-- RECORDS TO USE --
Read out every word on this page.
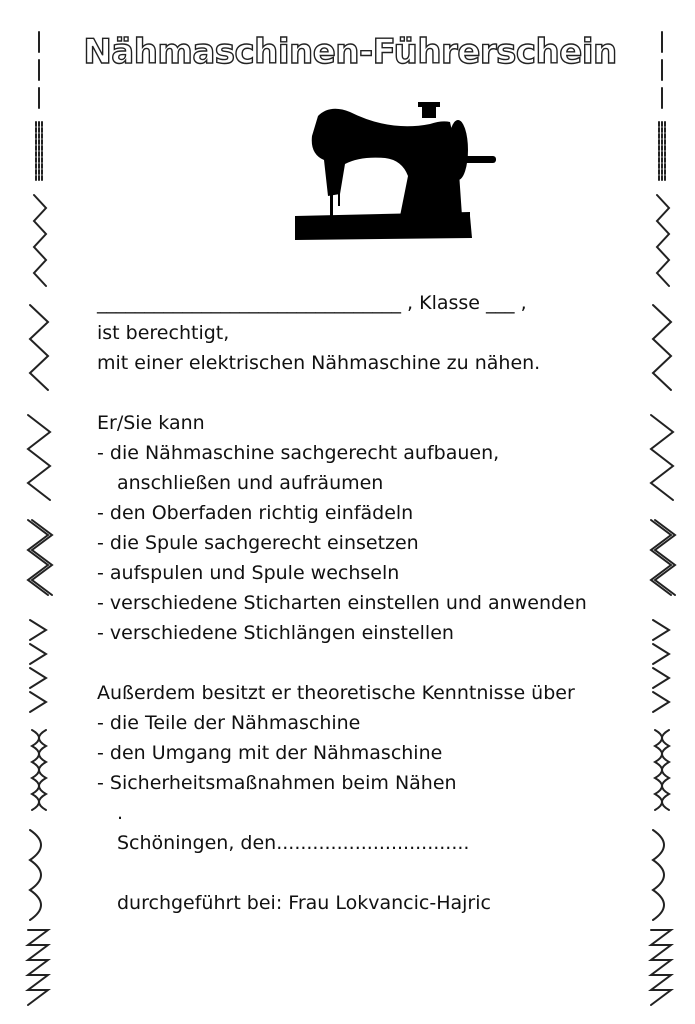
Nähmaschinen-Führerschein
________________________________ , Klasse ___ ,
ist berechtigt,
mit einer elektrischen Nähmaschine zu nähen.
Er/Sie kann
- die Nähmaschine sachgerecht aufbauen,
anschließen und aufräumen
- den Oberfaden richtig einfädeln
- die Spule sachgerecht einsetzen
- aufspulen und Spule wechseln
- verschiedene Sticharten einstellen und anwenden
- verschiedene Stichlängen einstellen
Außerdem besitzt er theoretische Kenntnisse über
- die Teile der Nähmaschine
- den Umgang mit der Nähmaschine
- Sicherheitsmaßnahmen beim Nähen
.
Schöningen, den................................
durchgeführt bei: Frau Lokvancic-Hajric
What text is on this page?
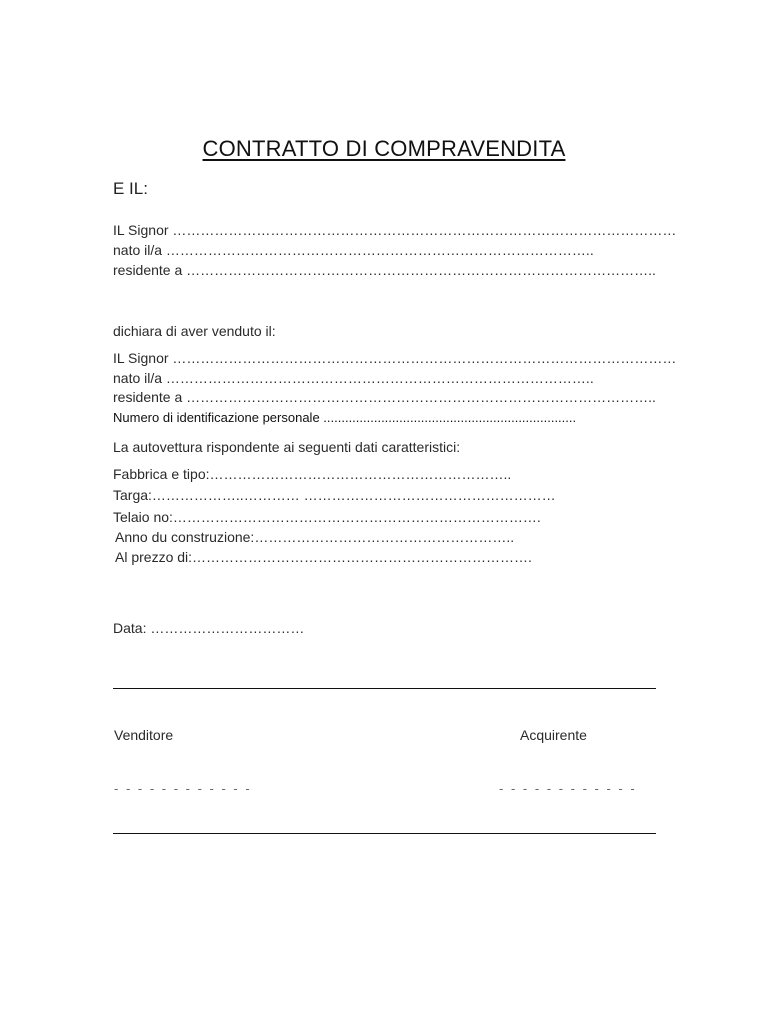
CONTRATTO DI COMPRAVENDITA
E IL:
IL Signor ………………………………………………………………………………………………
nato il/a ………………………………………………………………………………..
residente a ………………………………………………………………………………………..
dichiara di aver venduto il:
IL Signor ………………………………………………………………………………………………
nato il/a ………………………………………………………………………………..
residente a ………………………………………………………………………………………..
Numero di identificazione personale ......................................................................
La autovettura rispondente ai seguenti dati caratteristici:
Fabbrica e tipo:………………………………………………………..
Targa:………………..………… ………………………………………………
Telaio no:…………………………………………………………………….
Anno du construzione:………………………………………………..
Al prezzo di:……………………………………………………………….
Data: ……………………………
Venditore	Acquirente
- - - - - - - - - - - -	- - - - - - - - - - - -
==
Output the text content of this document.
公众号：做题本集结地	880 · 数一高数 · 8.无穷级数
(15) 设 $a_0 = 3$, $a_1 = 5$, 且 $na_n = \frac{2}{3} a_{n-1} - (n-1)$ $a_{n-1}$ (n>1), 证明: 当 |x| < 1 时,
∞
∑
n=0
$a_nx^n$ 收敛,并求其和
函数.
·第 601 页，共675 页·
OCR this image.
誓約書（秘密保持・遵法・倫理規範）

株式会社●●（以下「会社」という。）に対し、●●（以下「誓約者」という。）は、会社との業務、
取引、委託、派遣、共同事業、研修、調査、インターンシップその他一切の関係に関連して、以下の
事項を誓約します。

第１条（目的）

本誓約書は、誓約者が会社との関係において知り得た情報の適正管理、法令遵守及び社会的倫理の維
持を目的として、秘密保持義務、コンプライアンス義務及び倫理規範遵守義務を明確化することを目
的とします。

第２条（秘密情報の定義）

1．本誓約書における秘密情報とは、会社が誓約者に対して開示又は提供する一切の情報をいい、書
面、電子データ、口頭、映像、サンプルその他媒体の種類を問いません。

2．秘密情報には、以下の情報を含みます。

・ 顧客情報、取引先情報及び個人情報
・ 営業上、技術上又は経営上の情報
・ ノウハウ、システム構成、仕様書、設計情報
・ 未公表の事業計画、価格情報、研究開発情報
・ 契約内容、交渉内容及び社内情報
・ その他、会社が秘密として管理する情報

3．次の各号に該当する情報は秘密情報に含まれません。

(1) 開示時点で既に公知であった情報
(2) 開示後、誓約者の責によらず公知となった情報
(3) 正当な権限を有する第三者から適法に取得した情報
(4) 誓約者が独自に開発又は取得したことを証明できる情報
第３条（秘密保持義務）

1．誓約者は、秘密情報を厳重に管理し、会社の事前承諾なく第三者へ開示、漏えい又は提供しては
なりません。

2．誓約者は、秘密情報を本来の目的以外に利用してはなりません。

-- WORK TO COMPLETE --
Identify the lines in the entries that hold "Spule" and return each one.

-- WORKED SOLUTION --
- die Spule sachgerecht einsetzen
- aufspulen und Spule wechseln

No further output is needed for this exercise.